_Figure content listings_
* BEGIN *
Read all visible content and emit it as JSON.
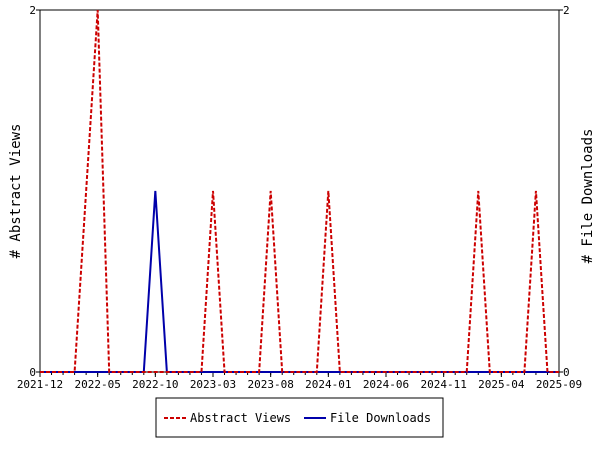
{
  "chart_data": {
    "type": "line",
    "x_ticks": [
      "2021-12",
      "2022-05",
      "2022-10",
      "2023-03",
      "2023-08",
      "2024-01",
      "2024-06",
      "2024-11",
      "2025-04",
      "2025-09"
    ],
    "xlim": [
      "2021-12",
      "2025-09"
    ],
    "ylabel_left": "# Abstract Views",
    "ylabel_right": "# File Downloads",
    "ylim_left": [
      0,
      2
    ],
    "ylim_right": [
      0,
      2
    ],
    "y_ticks_left": [
      "0",
      "2"
    ],
    "y_ticks_right": [
      "0",
      "2"
    ],
    "grid": false,
    "legend_position": "bottom-center",
    "series": [
      {
        "name": "Abstract Views",
        "color": "#cc0000",
        "style": "dashed",
        "axis": "left",
        "x": [
          "2021-12",
          "2022-03",
          "2022-04",
          "2022-05",
          "2022-06",
          "2023-02",
          "2023-03",
          "2023-04",
          "2023-07",
          "2023-08",
          "2023-09",
          "2023-12",
          "2024-01",
          "2024-02",
          "2025-01",
          "2025-02",
          "2025-03",
          "2025-06",
          "2025-07",
          "2025-08",
          "2025-09"
        ],
        "y": [
          0,
          0,
          1,
          2,
          0,
          0,
          1,
          0,
          0,
          1,
          0,
          0,
          1,
          0,
          0,
          1,
          0,
          0,
          1,
          0,
          0
        ]
      },
      {
        "name": "File Downloads",
        "color": "#0000aa",
        "style": "solid",
        "axis": "right",
        "x": [
          "2021-12",
          "2022-09",
          "2022-10",
          "2022-11",
          "2025-09"
        ],
        "y": [
          0,
          0,
          1,
          0,
          0
        ]
      }
    ]
  }
}
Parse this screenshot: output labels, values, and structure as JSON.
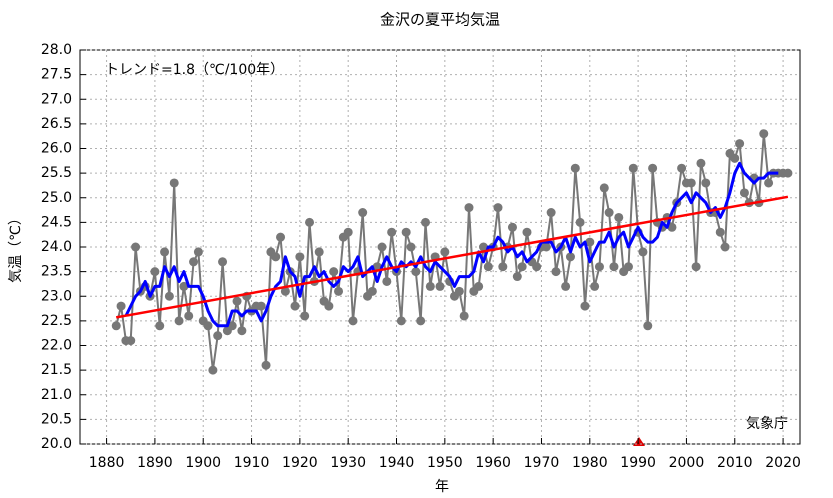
{
  "chart_data": {
    "type": "line",
    "title": "金沢の夏平均気温",
    "x_label": "年",
    "y_label": "気温（℃）",
    "annotations": [
      "トレンド=1.8（℃/100年）",
      "気象庁"
    ],
    "x": [
      1882,
      1883,
      1884,
      1885,
      1886,
      1887,
      1888,
      1889,
      1890,
      1891,
      1892,
      1893,
      1894,
      1895,
      1896,
      1897,
      1898,
      1899,
      1900,
      1901,
      1902,
      1903,
      1904,
      1905,
      1906,
      1907,
      1908,
      1909,
      1910,
      1911,
      1912,
      1913,
      1914,
      1915,
      1916,
      1917,
      1918,
      1919,
      1920,
      1921,
      1922,
      1923,
      1924,
      1925,
      1926,
      1927,
      1928,
      1929,
      1930,
      1931,
      1932,
      1933,
      1934,
      1935,
      1936,
      1937,
      1938,
      1939,
      1940,
      1941,
      1942,
      1943,
      1944,
      1945,
      1946,
      1947,
      1948,
      1949,
      1950,
      1951,
      1952,
      1953,
      1954,
      1955,
      1956,
      1957,
      1958,
      1959,
      1960,
      1961,
      1962,
      1963,
      1964,
      1965,
      1966,
      1967,
      1968,
      1969,
      1970,
      1971,
      1972,
      1973,
      1974,
      1975,
      1976,
      1977,
      1978,
      1979,
      1980,
      1981,
      1982,
      1983,
      1984,
      1985,
      1986,
      1987,
      1988,
      1989,
      1990,
      1991,
      1992,
      1993,
      1994,
      1995,
      1996,
      1997,
      1998,
      1999,
      2000,
      2001,
      2002,
      2003,
      2004,
      2005,
      2006,
      2007,
      2008,
      2009,
      2010,
      2011,
      2012,
      2013,
      2014,
      2015,
      2016,
      2017,
      2018,
      2019,
      2020,
      2021
    ],
    "series": [
      {
        "color": "#777777",
        "values": [
          22.4,
          22.8,
          22.1,
          22.1,
          24.0,
          23.1,
          23.2,
          23.0,
          23.5,
          22.4,
          23.9,
          23.0,
          25.3,
          22.5,
          23.2,
          22.6,
          23.7,
          23.9,
          22.5,
          22.4,
          21.5,
          22.2,
          23.7,
          22.3,
          22.4,
          22.9,
          22.3,
          23.0,
          22.7,
          22.8,
          22.8,
          21.6,
          23.9,
          23.8,
          24.2,
          23.1,
          23.5,
          22.8,
          23.8,
          22.6,
          24.5,
          23.3,
          23.9,
          22.9,
          22.8,
          23.5,
          23.1,
          24.2,
          24.3,
          22.5,
          23.5,
          24.7,
          23.0,
          23.1,
          23.6,
          24.0,
          23.3,
          24.3,
          23.5,
          22.5,
          24.3,
          24.0,
          23.5,
          22.5,
          24.5,
          23.2,
          23.8,
          23.2,
          23.9,
          23.3,
          23.0,
          23.1,
          22.6,
          24.8,
          23.1,
          23.2,
          24.0,
          23.6,
          24.0,
          24.8,
          23.6,
          24.0,
          24.4,
          23.4,
          23.6,
          24.3,
          23.7,
          23.6,
          24.0,
          24.0,
          24.7,
          23.5,
          24.0,
          23.2,
          23.8,
          25.6,
          24.5,
          22.8,
          24.1,
          23.2,
          23.6,
          25.2,
          24.7,
          23.6,
          24.6,
          23.5,
          23.6,
          25.6,
          24.3,
          23.9,
          22.4,
          25.6,
          24.5,
          24.4,
          24.6,
          24.4,
          24.9,
          25.6,
          25.3,
          25.3,
          23.6,
          25.7,
          25.3,
          24.7,
          24.7,
          24.3,
          24.0,
          25.9,
          25.8,
          26.1,
          25.1,
          24.9,
          25.4,
          24.9,
          26.3,
          25.3,
          25.5,
          25.5,
          25.5,
          25.5
        ]
      },
      {
        "color": "#0000ff",
        "values": [
          null,
          null,
          22.6,
          22.8,
          23.0,
          23.1,
          23.3,
          23.0,
          23.2,
          23.2,
          23.6,
          23.4,
          23.6,
          23.3,
          23.5,
          23.2,
          23.2,
          23.2,
          23.0,
          22.7,
          22.5,
          22.4,
          22.4,
          22.4,
          22.7,
          22.7,
          22.6,
          22.7,
          22.7,
          22.7,
          22.5,
          22.7,
          23.0,
          23.2,
          23.3,
          23.8,
          23.5,
          23.4,
          23.0,
          23.4,
          23.4,
          23.6,
          23.4,
          23.5,
          23.3,
          23.2,
          23.3,
          23.6,
          23.5,
          23.6,
          23.8,
          23.4,
          23.5,
          23.6,
          23.3,
          23.6,
          23.8,
          23.6,
          23.5,
          23.7,
          23.6,
          23.7,
          23.6,
          23.8,
          23.6,
          23.5,
          23.7,
          23.6,
          23.5,
          23.4,
          23.2,
          23.4,
          23.4,
          23.4,
          23.5,
          23.9,
          23.7,
          24.0,
          24.0,
          24.2,
          24.1,
          23.9,
          24.0,
          23.8,
          23.9,
          23.7,
          23.8,
          23.9,
          24.1,
          24.1,
          24.1,
          23.9,
          24.0,
          24.2,
          23.9,
          24.2,
          24.0,
          24.1,
          23.7,
          23.9,
          24.1,
          24.1,
          24.3,
          24.0,
          24.2,
          24.3,
          24.0,
          24.2,
          24.4,
          24.2,
          24.1,
          24.1,
          24.2,
          24.5,
          24.4,
          24.7,
          24.9,
          25.0,
          25.1,
          24.9,
          25.1,
          25.0,
          24.9,
          24.7,
          24.8,
          24.6,
          24.8,
          25.1,
          25.5,
          25.7,
          25.5,
          25.4,
          25.3,
          25.4,
          25.4,
          25.5,
          25.5,
          25.5,
          null,
          null
        ]
      }
    ],
    "trend": {
      "color": "#ff0000",
      "x": [
        1882,
        2021
      ],
      "values": [
        22.57,
        25.02
      ]
    },
    "xlim": [
      1874.5,
      2023.5
    ],
    "ylim": [
      20.0,
      28.0
    ],
    "xticks": [
      1880,
      1890,
      1900,
      1910,
      1920,
      1930,
      1940,
      1950,
      1960,
      1970,
      1980,
      1990,
      2000,
      2010,
      2020
    ],
    "yticks": [
      {
        "value": 20,
        "label": "20.0"
      },
      {
        "value": 20.5,
        "label": "20.5"
      },
      {
        "value": 21,
        "label": "21.0"
      },
      {
        "value": 21.5,
        "label": "21.5"
      },
      {
        "value": 22,
        "label": "22.0"
      },
      {
        "value": 22.5,
        "label": "22.5"
      },
      {
        "value": 23,
        "label": "23.0"
      },
      {
        "value": 23.5,
        "label": "23.5"
      },
      {
        "value": 24,
        "label": "24.0"
      },
      {
        "value": 24.5,
        "label": "24.5"
      },
      {
        "value": 25,
        "label": "25.0"
      },
      {
        "value": 25.5,
        "label": "25.5"
      },
      {
        "value": 26,
        "label": "26.0"
      },
      {
        "value": 26.5,
        "label": "26.5"
      },
      {
        "value": 27,
        "label": "27.0"
      },
      {
        "value": 27.5,
        "label": "27.5"
      },
      {
        "value": 28,
        "label": "28.0"
      }
    ],
    "grid": true
  }
}
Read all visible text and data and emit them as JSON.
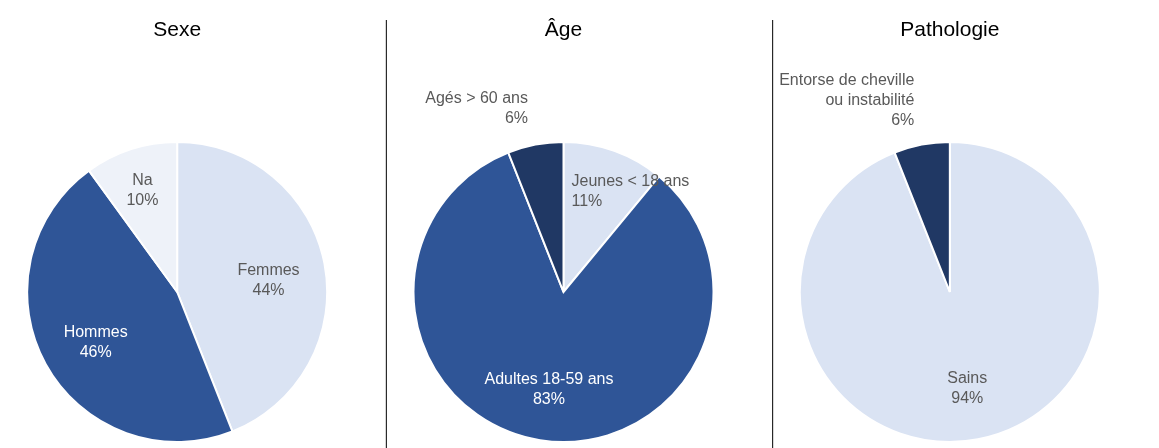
{
  "chart_data": [
    {
      "type": "pie",
      "title": "Sexe",
      "categories": [
        "Femmes",
        "Hommes",
        "Na"
      ],
      "values": [
        44,
        46,
        10
      ],
      "value_labels": [
        "44%",
        "46%",
        "10%"
      ],
      "colors": [
        "#dae3f3",
        "#2f5597",
        "#eef2f9"
      ]
    },
    {
      "type": "pie",
      "title": "Âge",
      "categories": [
        "Jeunes < 18 ans",
        "Adultes 18-59 ans",
        "Agés > 60 ans"
      ],
      "values": [
        11,
        83,
        6
      ],
      "value_labels": [
        "11%",
        "83%",
        "6%"
      ],
      "colors": [
        "#dae3f3",
        "#2f5597",
        "#203864"
      ]
    },
    {
      "type": "pie",
      "title": "Pathologie",
      "categories": [
        "Sains",
        "Entorse de cheville ou instabilité"
      ],
      "values": [
        94,
        6
      ],
      "value_labels": [
        "94%",
        "6%"
      ],
      "colors": [
        "#dae3f3",
        "#203864"
      ]
    }
  ]
}
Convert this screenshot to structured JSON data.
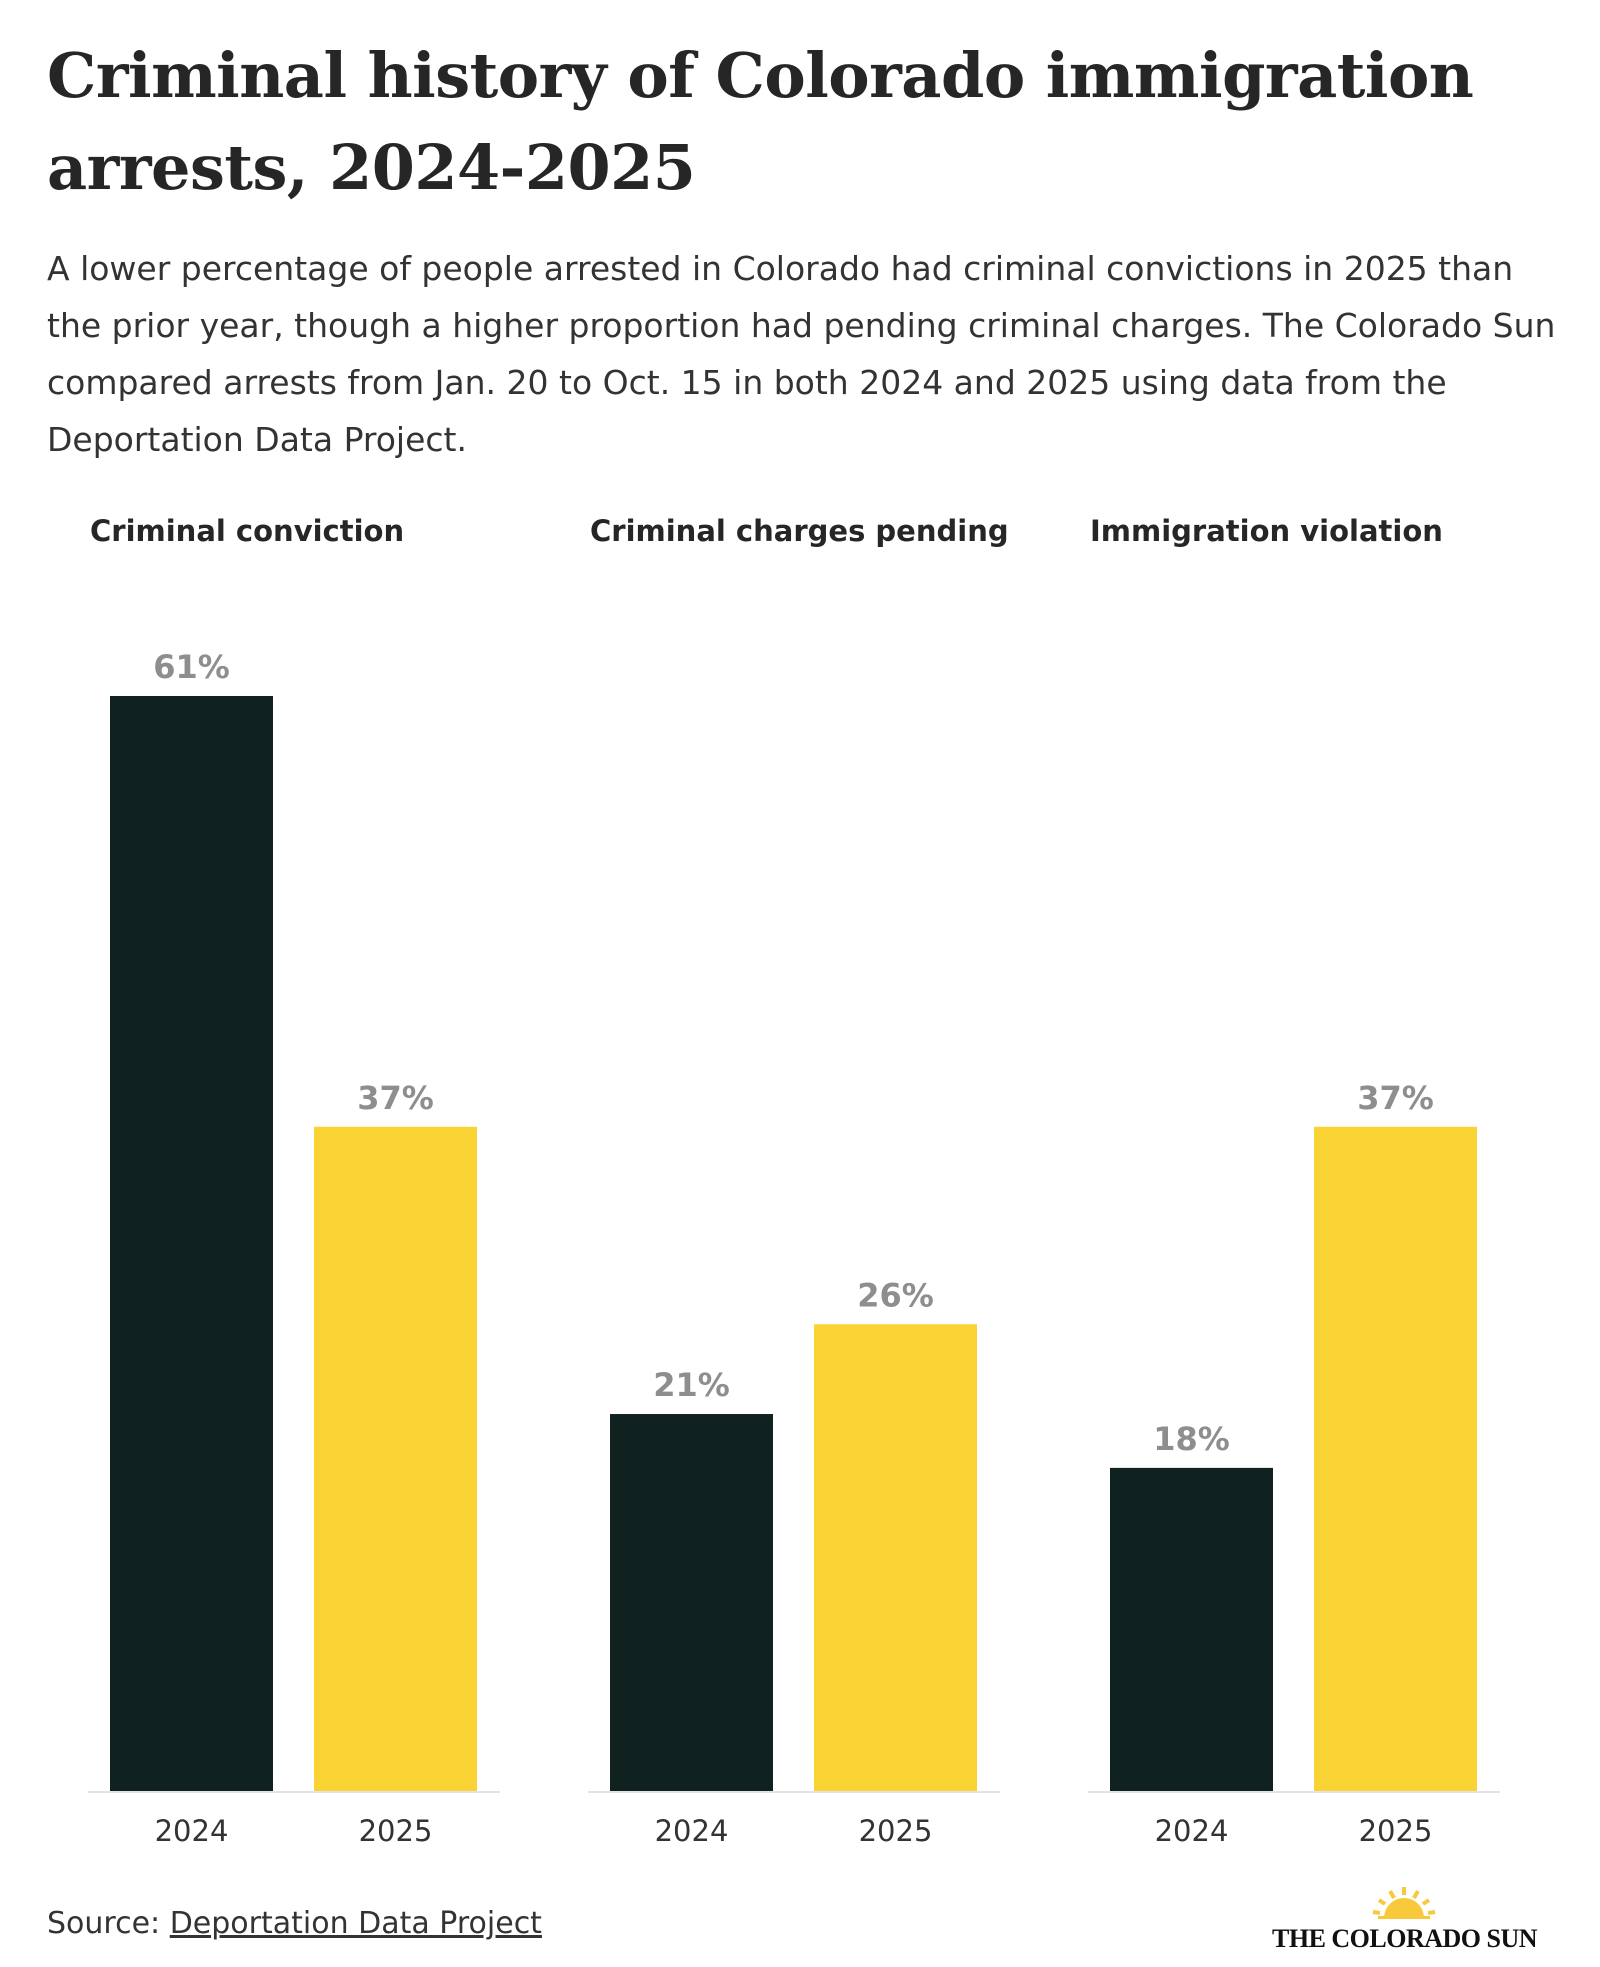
* END *
_REQUIREMENTS_
Give the number of lines above in which the word "Downloads" occurs, with nothing else.

_COMPLETE ANSWER_
2